_EXERCISE_: Copy each line of the data below in which the word "days" can be found.
DATA SUPPLIED Block Start
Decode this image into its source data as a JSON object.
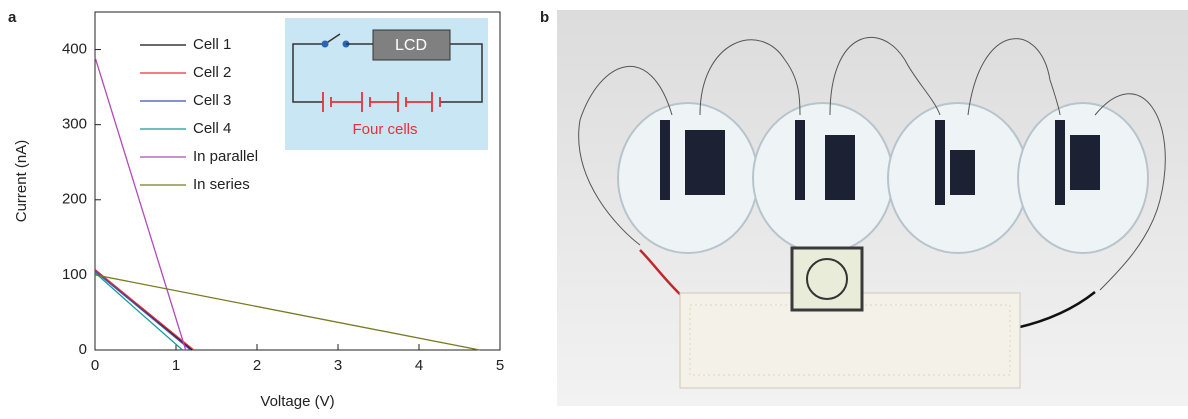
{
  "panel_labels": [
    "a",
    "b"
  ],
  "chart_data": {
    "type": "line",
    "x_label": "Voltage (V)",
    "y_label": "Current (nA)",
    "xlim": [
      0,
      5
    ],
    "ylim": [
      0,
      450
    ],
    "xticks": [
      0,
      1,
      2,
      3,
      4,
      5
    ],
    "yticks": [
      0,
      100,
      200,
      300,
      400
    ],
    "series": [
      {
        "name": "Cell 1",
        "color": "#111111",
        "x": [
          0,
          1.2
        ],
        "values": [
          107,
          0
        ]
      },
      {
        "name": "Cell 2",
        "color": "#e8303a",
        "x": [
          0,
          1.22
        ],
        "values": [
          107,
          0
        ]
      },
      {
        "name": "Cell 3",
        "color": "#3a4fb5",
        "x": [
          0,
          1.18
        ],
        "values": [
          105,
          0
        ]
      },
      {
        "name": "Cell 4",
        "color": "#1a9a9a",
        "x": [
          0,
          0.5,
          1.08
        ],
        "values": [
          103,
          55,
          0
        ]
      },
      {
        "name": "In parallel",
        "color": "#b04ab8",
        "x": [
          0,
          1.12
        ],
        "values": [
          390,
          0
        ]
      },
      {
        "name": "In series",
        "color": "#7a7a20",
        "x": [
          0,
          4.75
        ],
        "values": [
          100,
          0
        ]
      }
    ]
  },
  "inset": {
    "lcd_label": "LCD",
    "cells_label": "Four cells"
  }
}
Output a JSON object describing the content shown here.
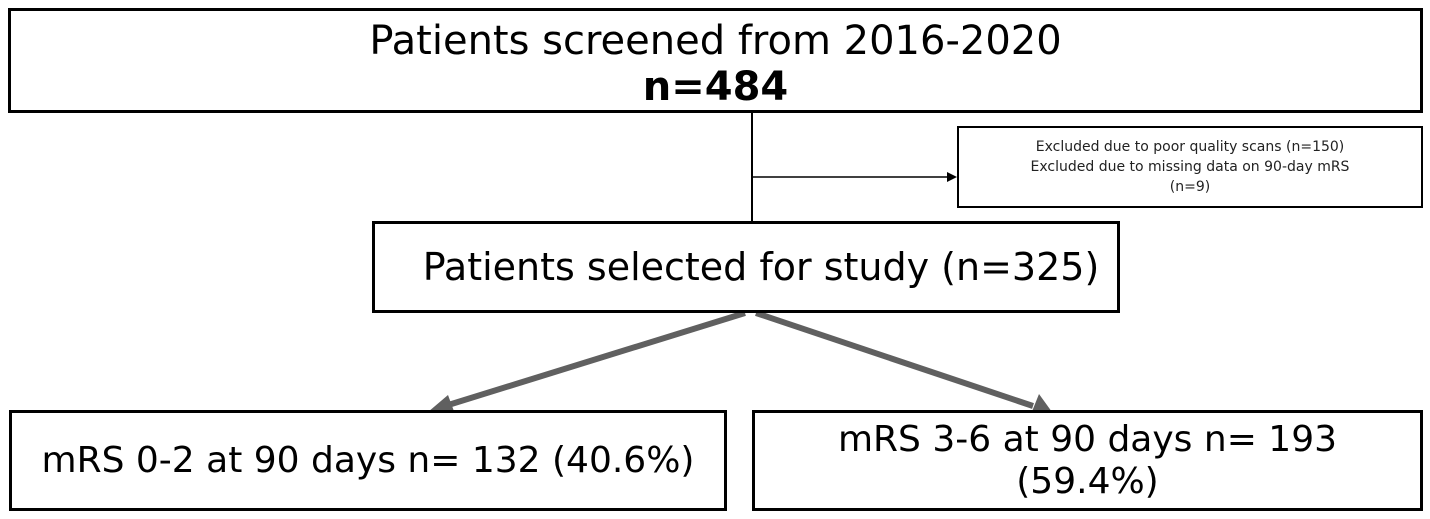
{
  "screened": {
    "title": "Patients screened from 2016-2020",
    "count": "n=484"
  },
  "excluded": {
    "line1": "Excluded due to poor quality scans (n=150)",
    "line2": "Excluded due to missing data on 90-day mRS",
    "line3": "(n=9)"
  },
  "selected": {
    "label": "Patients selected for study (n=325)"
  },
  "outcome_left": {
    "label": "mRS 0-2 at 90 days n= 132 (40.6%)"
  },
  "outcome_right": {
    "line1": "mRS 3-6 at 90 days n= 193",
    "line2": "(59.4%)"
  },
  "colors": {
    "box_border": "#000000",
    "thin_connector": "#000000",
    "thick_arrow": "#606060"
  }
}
DATA SUPPLIED Block End
_ANSWER BELOW_:
    "label": "mRS 0-2 at 90 days n= 132 (40.6%)"
    "line1": "mRS 3-6 at 90 days n= 193",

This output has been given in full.